── EXERCISE DATA ──

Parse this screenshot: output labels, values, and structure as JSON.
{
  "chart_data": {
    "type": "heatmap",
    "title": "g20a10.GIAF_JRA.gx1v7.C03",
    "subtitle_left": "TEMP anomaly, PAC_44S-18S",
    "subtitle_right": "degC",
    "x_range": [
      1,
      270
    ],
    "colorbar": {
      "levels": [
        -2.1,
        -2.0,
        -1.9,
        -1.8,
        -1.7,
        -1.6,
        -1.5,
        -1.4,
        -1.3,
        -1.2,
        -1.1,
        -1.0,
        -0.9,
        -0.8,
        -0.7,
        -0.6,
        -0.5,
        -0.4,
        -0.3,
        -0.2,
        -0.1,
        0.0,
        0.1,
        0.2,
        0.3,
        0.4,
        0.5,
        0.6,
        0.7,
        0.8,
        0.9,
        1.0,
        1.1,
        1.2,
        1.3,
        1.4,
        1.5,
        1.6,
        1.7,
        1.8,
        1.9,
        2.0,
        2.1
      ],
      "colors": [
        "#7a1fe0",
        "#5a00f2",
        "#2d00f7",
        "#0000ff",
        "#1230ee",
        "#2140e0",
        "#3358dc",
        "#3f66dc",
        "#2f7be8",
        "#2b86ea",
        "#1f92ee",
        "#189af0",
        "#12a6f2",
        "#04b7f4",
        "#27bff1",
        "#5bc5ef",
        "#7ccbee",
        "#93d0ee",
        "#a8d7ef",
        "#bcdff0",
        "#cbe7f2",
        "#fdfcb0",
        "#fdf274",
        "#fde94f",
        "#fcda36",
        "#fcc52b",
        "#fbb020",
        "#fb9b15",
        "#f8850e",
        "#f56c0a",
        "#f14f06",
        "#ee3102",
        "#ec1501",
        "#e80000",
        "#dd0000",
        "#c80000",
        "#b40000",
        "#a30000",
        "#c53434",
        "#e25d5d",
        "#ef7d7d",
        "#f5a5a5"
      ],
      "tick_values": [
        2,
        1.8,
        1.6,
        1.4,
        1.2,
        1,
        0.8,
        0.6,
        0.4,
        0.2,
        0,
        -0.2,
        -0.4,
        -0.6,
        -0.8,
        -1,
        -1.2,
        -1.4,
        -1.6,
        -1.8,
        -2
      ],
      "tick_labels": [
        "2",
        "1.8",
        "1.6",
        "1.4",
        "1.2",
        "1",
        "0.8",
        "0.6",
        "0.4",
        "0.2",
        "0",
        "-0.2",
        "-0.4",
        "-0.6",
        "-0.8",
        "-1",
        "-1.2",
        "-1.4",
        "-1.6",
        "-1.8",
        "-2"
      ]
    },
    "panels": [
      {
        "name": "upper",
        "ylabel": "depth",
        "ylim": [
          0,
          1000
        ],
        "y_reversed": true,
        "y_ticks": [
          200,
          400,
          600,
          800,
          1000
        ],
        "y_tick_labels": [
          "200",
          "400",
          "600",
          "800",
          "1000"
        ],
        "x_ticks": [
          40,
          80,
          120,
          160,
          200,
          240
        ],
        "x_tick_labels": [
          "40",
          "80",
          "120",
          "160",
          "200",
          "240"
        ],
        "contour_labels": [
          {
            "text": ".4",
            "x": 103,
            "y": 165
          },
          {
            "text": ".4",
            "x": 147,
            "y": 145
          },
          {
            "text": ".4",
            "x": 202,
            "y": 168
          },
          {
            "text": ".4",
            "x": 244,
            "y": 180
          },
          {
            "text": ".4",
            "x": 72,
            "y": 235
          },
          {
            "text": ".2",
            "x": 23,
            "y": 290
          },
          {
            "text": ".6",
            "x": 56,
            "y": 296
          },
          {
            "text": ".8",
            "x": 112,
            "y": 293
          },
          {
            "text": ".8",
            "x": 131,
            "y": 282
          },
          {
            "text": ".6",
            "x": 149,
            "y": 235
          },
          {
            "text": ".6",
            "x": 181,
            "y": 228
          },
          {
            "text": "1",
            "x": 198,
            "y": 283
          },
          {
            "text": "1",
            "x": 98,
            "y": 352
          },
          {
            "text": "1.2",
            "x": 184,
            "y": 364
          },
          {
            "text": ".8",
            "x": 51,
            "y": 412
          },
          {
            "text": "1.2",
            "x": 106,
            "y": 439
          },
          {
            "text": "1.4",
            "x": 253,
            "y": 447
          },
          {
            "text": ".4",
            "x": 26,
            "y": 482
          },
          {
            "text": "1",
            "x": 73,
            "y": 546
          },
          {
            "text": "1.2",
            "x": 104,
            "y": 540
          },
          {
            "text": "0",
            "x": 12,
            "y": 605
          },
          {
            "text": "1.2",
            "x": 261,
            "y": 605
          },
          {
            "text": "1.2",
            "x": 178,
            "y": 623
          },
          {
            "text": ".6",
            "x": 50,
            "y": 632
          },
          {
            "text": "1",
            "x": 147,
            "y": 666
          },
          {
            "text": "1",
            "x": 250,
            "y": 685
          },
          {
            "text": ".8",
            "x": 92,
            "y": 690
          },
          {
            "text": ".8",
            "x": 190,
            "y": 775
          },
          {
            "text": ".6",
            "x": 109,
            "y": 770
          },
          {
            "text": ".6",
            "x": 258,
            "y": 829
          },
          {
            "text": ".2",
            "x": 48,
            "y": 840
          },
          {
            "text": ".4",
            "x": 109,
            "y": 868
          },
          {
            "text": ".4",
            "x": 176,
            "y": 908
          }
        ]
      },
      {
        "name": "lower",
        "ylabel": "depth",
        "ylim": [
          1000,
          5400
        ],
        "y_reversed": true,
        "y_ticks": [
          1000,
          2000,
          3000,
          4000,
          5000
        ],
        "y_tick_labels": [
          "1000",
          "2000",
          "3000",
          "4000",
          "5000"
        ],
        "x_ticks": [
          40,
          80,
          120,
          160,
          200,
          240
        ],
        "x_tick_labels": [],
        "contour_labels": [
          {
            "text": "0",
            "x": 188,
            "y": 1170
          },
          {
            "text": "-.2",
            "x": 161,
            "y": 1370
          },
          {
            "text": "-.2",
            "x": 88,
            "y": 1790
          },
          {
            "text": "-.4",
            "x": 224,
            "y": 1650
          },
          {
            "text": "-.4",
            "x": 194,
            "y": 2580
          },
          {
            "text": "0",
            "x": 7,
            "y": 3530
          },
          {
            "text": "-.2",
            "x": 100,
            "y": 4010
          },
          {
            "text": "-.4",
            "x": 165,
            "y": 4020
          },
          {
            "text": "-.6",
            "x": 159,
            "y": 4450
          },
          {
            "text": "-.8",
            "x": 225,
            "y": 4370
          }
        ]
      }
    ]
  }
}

───

▶ **TASK**:
Transcribe the records above exactly as they appear.

▶ **RESULT FOR THIS EXERCISE**:
Parse this screenshot: output labels, values, and structure as JSON.
{
  "chart_data": {
    "type": "heatmap",
    "title": "g20a10.GIAF_JRA.gx1v7.C03",
    "subtitle_left": "TEMP anomaly, PAC_44S-18S",
    "subtitle_right": "degC",
    "x_range": [
      1,
      270
    ],
    "colorbar": {
      "levels": [
        -2.1,
        -2.0,
        -1.9,
        -1.8,
        -1.7,
        -1.6,
        -1.5,
        -1.4,
        -1.3,
        -1.2,
        -1.1,
        -1.0,
        -0.9,
        -0.8,
        -0.7,
        -0.6,
        -0.5,
        -0.4,
        -0.3,
        -0.2,
        -0.1,
        0.0,
        0.1,
        0.2,
        0.3,
        0.4,
        0.5,
        0.6,
        0.7,
        0.8,
        0.9,
        1.0,
        1.1,
        1.2,
        1.3,
        1.4,
        1.5,
        1.6,
        1.7,
        1.8,
        1.9,
        2.0,
        2.1
      ],
      "colors": [
        "#7a1fe0",
        "#5a00f2",
        "#2d00f7",
        "#0000ff",
        "#1230ee",
        "#2140e0",
        "#3358dc",
        "#3f66dc",
        "#2f7be8",
        "#2b86ea",
        "#1f92ee",
        "#189af0",
        "#12a6f2",
        "#04b7f4",
        "#27bff1",
        "#5bc5ef",
        "#7ccbee",
        "#93d0ee",
        "#a8d7ef",
        "#bcdff0",
        "#cbe7f2",
        "#fdfcb0",
        "#fdf274",
        "#fde94f",
        "#fcda36",
        "#fcc52b",
        "#fbb020",
        "#fb9b15",
        "#f8850e",
        "#f56c0a",
        "#f14f06",
        "#ee3102",
        "#ec1501",
        "#e80000",
        "#dd0000",
        "#c80000",
        "#b40000",
        "#a30000",
        "#c53434",
        "#e25d5d",
        "#ef7d7d",
        "#f5a5a5"
      ],
      "tick_values": [
        2,
        1.8,
        1.6,
        1.4,
        1.2,
        1,
        0.8,
        0.6,
        0.4,
        0.2,
        0,
        -0.2,
        -0.4,
        -0.6,
        -0.8,
        -1,
        -1.2,
        -1.4,
        -1.6,
        -1.8,
        -2
      ],
      "tick_labels": [
        "2",
        "1.8",
        "1.6",
        "1.4",
        "1.2",
        "1",
        "0.8",
        "0.6",
        "0.4",
        "0.2",
        "0",
        "-0.2",
        "-0.4",
        "-0.6",
        "-0.8",
        "-1",
        "-1.2",
        "-1.4",
        "-1.6",
        "-1.8",
        "-2"
      ]
    },
    "panels": [
      {
        "name": "upper",
        "ylabel": "depth",
        "ylim": [
          0,
          1000
        ],
        "y_reversed": true,
        "y_ticks": [
          200,
          400,
          600,
          800,
          1000
        ],
        "y_tick_labels": [
          "200",
          "400",
          "600",
          "800",
          "1000"
        ],
        "x_ticks": [
          40,
          80,
          120,
          160,
          200,
          240
        ],
        "x_tick_labels": [
          "40",
          "80",
          "120",
          "160",
          "200",
          "240"
        ],
        "contour_labels": [
          {
            "text": ".4",
            "x": 103,
            "y": 165
          },
          {
            "text": ".4",
            "x": 147,
            "y": 145
          },
          {
            "text": ".4",
            "x": 202,
            "y": 168
          },
          {
            "text": ".4",
            "x": 244,
            "y": 180
          },
          {
            "text": ".4",
            "x": 72,
            "y": 235
          },
          {
            "text": ".2",
            "x": 23,
            "y": 290
          },
          {
            "text": ".6",
            "x": 56,
            "y": 296
          },
          {
            "text": ".8",
            "x": 112,
            "y": 293
          },
          {
            "text": ".8",
            "x": 131,
            "y": 282
          },
          {
            "text": ".6",
            "x": 149,
            "y": 235
          },
          {
            "text": ".6",
            "x": 181,
            "y": 228
          },
          {
            "text": "1",
            "x": 198,
            "y": 283
          },
          {
            "text": "1",
            "x": 98,
            "y": 352
          },
          {
            "text": "1.2",
            "x": 184,
            "y": 364
          },
          {
            "text": ".8",
            "x": 51,
            "y": 412
          },
          {
            "text": "1.2",
            "x": 106,
            "y": 439
          },
          {
            "text": "1.4",
            "x": 253,
            "y": 447
          },
          {
            "text": ".4",
            "x": 26,
            "y": 482
          },
          {
            "text": "1",
            "x": 73,
            "y": 546
          },
          {
            "text": "1.2",
            "x": 104,
            "y": 540
          },
          {
            "text": "0",
            "x": 12,
            "y": 605
          },
          {
            "text": "1.2",
            "x": 261,
            "y": 605
          },
          {
            "text": "1.2",
            "x": 178,
            "y": 623
          },
          {
            "text": ".6",
            "x": 50,
            "y": 632
          },
          {
            "text": "1",
            "x": 147,
            "y": 666
          },
          {
            "text": "1",
            "x": 250,
            "y": 685
          },
          {
            "text": ".8",
            "x": 92,
            "y": 690
          },
          {
            "text": ".8",
            "x": 190,
            "y": 775
          },
          {
            "text": ".6",
            "x": 109,
            "y": 770
          },
          {
            "text": ".6",
            "x": 258,
            "y": 829
          },
          {
            "text": ".2",
            "x": 48,
            "y": 840
          },
          {
            "text": ".4",
            "x": 109,
            "y": 868
          },
          {
            "text": ".4",
            "x": 176,
            "y": 908
          }
        ]
      },
      {
        "name": "lower",
        "ylabel": "depth",
        "ylim": [
          1000,
          5400
        ],
        "y_reversed": true,
        "y_ticks": [
          1000,
          2000,
          3000,
          4000,
          5000
        ],
        "y_tick_labels": [
          "1000",
          "2000",
          "3000",
          "4000",
          "5000"
        ],
        "x_ticks": [
          40,
          80,
          120,
          160,
          200,
          240
        ],
        "x_tick_labels": [],
        "contour_labels": [
          {
            "text": "0",
            "x": 188,
            "y": 1170
          },
          {
            "text": "-.2",
            "x": 161,
            "y": 1370
          },
          {
            "text": "-.2",
            "x": 88,
            "y": 1790
          },
          {
            "text": "-.4",
            "x": 224,
            "y": 1650
          },
          {
            "text": "-.4",
            "x": 194,
            "y": 2580
          },
          {
            "text": "0",
            "x": 7,
            "y": 3530
          },
          {
            "text": "-.2",
            "x": 100,
            "y": 4010
          },
          {
            "text": "-.4",
            "x": 165,
            "y": 4020
          },
          {
            "text": "-.6",
            "x": 159,
            "y": 4450
          },
          {
            "text": "-.8",
            "x": 225,
            "y": 4370
          }
        ]
      }
    ]
  }
}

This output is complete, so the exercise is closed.